--- Begin Source passage ---

"'People Are Still Dying On The Streets' In Mexico's Drug War"

SCOTT SIMON, HOST:

Mexico's president was jubilant over the recapture El Chapo. Joaquin Guzman, the world's most wanted drug lord, humiliated the government when he escaped from a Mexican prison last summer through an elaborate mile-long tunnel. When El Chapo was recaptured last weekend, President Enrique Pena Nieto tweeted, mission accomplished. But what are Mexican citizens saying about his arrest and the ongoing drug violence there? Genaro Lozano is a columnist in Mexico City, and he teaches politics at the Universidad Iberoamericana. Thanks very much for being with us.

GENARO LOZANO: Thank you, Scott. It's a pleasure to be with you and good morning to everyone.

SIMON: You've been on social media sites. What are a lot of Mexicans saying about this?

LOZANO: People here are discussing over lunches, over tacos and burritos, about the romance between El Chapo and Kate del Castillo, this Mexican actress that was the link between El Chapo and Sean Penn, and also if President Enrique Pena Nieto is going to be able to change the dynamic of his low popularity in the following weeks.

--- End Source passage ---
--- Begin Information shown ---

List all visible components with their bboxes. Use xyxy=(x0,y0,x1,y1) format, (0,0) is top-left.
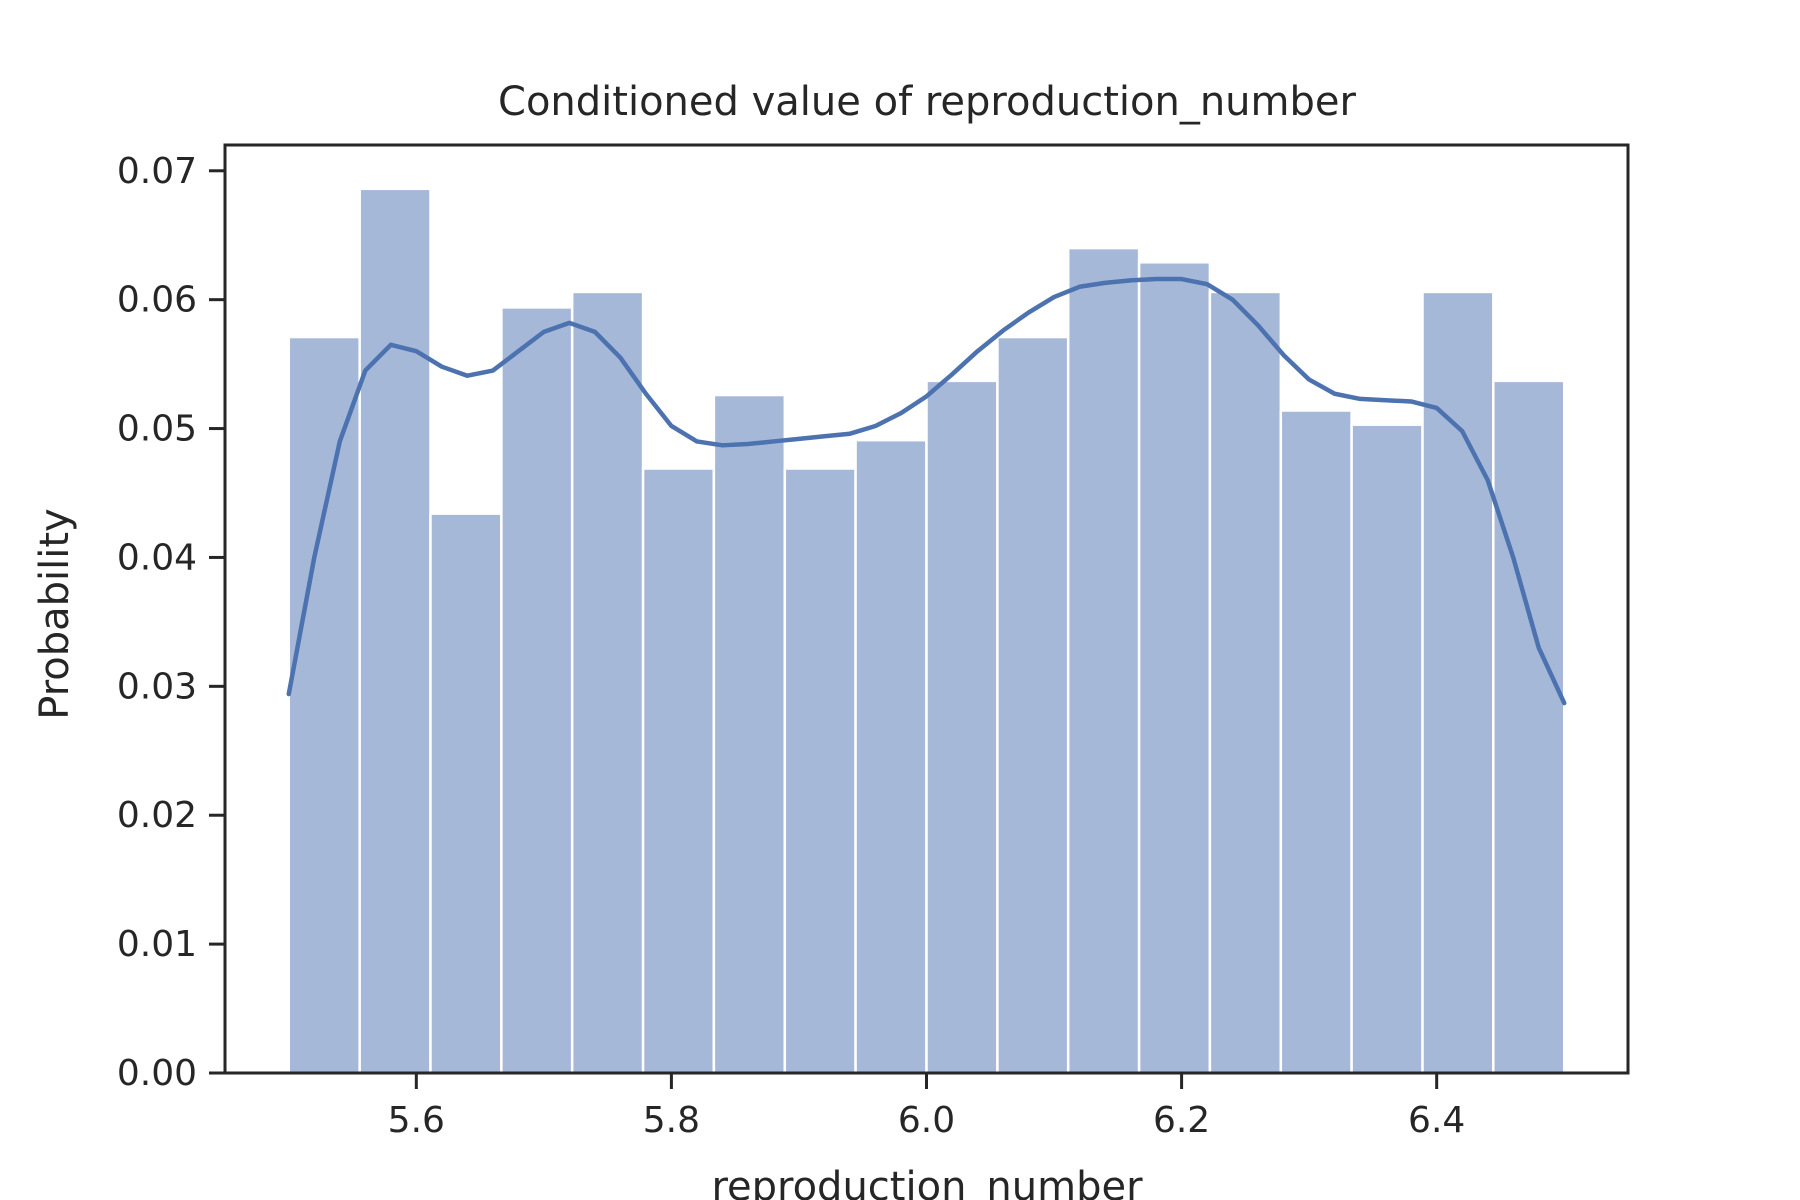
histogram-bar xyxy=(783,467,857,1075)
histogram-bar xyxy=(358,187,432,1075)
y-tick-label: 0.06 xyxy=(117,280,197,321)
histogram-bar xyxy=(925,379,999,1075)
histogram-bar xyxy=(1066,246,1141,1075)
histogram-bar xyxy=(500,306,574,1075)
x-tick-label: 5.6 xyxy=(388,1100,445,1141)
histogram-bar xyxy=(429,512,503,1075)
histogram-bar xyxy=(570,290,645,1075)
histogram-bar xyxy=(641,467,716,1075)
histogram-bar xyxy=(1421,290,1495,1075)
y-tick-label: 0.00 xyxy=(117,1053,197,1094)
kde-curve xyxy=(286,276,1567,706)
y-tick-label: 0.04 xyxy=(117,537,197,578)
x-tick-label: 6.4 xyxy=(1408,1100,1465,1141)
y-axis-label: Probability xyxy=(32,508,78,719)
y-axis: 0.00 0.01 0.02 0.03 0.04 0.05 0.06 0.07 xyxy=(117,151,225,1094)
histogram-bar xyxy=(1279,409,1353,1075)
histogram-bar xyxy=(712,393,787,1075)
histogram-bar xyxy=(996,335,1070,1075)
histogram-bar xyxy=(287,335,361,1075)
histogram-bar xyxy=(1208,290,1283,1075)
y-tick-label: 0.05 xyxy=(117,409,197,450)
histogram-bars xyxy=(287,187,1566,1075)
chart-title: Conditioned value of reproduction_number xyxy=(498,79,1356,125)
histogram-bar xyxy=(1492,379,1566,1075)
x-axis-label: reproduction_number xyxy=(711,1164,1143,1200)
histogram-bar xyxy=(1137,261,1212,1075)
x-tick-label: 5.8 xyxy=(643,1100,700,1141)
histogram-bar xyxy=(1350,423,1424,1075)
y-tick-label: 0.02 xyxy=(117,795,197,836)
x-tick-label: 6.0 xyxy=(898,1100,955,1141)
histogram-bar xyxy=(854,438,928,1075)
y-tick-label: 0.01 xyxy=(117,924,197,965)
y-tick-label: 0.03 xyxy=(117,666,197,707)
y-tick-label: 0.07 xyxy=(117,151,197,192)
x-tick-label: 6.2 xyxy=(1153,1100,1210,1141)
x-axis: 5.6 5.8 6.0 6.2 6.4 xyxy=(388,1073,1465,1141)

--- End Information shown ---
--- Begin Information shown ---

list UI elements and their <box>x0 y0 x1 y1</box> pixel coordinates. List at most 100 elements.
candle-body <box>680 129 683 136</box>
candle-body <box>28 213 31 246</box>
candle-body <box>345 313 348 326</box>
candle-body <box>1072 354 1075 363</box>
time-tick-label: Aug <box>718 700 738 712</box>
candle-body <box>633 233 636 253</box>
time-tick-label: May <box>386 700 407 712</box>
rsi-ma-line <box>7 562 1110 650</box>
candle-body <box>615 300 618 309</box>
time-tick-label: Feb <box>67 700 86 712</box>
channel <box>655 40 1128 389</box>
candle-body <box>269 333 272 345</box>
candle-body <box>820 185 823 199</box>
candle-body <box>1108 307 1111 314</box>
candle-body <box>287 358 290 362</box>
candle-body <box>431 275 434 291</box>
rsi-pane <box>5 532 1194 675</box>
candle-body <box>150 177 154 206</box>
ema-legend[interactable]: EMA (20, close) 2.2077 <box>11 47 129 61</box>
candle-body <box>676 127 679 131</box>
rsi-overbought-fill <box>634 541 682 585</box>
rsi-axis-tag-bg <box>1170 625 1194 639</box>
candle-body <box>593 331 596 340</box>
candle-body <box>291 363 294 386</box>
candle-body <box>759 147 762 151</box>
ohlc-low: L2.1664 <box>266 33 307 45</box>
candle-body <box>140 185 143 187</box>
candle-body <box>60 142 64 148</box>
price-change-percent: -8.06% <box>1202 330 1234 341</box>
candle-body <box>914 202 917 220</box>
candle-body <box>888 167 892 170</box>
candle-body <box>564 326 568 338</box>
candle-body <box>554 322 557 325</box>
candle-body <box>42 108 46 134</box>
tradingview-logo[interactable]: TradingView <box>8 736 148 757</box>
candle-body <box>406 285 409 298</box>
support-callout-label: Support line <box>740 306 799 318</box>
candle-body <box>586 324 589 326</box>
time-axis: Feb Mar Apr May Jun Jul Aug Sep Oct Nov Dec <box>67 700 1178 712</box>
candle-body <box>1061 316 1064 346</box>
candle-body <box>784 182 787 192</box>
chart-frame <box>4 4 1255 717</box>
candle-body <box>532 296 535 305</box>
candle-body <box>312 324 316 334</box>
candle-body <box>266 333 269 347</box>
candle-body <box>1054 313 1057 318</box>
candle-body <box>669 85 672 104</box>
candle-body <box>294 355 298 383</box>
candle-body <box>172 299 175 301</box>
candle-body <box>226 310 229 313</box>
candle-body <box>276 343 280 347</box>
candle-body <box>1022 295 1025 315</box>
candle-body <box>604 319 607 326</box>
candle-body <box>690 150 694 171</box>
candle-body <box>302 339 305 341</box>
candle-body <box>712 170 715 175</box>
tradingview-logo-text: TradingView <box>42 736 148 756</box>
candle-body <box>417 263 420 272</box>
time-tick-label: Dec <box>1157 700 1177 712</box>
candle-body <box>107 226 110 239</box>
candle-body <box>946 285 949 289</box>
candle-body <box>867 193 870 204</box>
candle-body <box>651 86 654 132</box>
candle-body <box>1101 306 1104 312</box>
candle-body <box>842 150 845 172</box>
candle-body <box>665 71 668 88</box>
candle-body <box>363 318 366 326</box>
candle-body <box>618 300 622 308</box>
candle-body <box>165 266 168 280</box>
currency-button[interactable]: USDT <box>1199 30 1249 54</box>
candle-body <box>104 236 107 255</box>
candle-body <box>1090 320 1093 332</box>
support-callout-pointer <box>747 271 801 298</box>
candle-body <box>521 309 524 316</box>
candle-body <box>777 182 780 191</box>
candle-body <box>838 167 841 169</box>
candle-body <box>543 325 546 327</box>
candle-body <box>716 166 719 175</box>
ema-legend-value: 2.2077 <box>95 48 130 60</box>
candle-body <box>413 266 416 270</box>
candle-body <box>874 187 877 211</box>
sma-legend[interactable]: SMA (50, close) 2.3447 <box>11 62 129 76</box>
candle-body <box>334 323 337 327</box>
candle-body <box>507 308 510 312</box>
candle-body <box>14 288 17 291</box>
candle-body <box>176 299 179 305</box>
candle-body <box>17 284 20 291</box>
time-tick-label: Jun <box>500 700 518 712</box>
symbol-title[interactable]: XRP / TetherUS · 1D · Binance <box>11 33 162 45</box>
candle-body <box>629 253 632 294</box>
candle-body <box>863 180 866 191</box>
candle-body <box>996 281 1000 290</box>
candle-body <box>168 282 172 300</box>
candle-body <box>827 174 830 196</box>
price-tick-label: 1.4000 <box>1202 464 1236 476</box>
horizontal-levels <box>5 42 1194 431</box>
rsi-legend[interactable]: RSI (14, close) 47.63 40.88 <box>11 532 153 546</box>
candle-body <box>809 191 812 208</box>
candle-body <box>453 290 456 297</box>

--- End Information shown ---

Tasks to carry out:
A. Copy the El Chapo interview transcript from "GENARO LOZANO: Thank" to "saying about this?".
B. In the El Chapo interview transcript, where does Genaro Lozano teach politics?
C. Carry on the El Chapo interview transcript from the end of Lozano's last reply.

Task-by-task outputs:
A.
GENARO LOZANO: Thank you, Scott. It's a pleasure to be with you and good morning to everyone.

SIMON: You've been on social media sites. What are a lot of Mexicans saying about this?

B. At the Universidad Iberoamericana.

C.
SIMON: So very little feeling that they'll have any impact on drug trafficking and violence?

LOZANO: Yeah, but people are very skeptical about it. I mean, because everybody knows that the fact that El Chapo has been recaptured, it doesn't really change anything in the formula. People are still dying on the streets because of this war on drugs that President Calderon started in 2006. Mayors are being killed. Candidates running for office are also being kidnapped or disappearing. Journalists are living in the country that - it's one of the most dangerous in the world for journalists. And that's another thing that people are discussing, especially the journalists in Mexico know that the quality of Sean Penn's chronicle and interview and the reasons and all the privileges that he had for being able to unite with El Chapo, privileges that journalists in Mexico don't have.

SIMON: Yeah. Is the Rolling Stone article itself getting much play, much attention?

LOZANO: Yeah, the article's getting a lot of attention. But also people started discussing the poor quality of it. And it became at least a conversation in social media about how Sean Penn was actually saying more about himself and his ego rather than telling us a different perspective or a different point of view from El Chapo.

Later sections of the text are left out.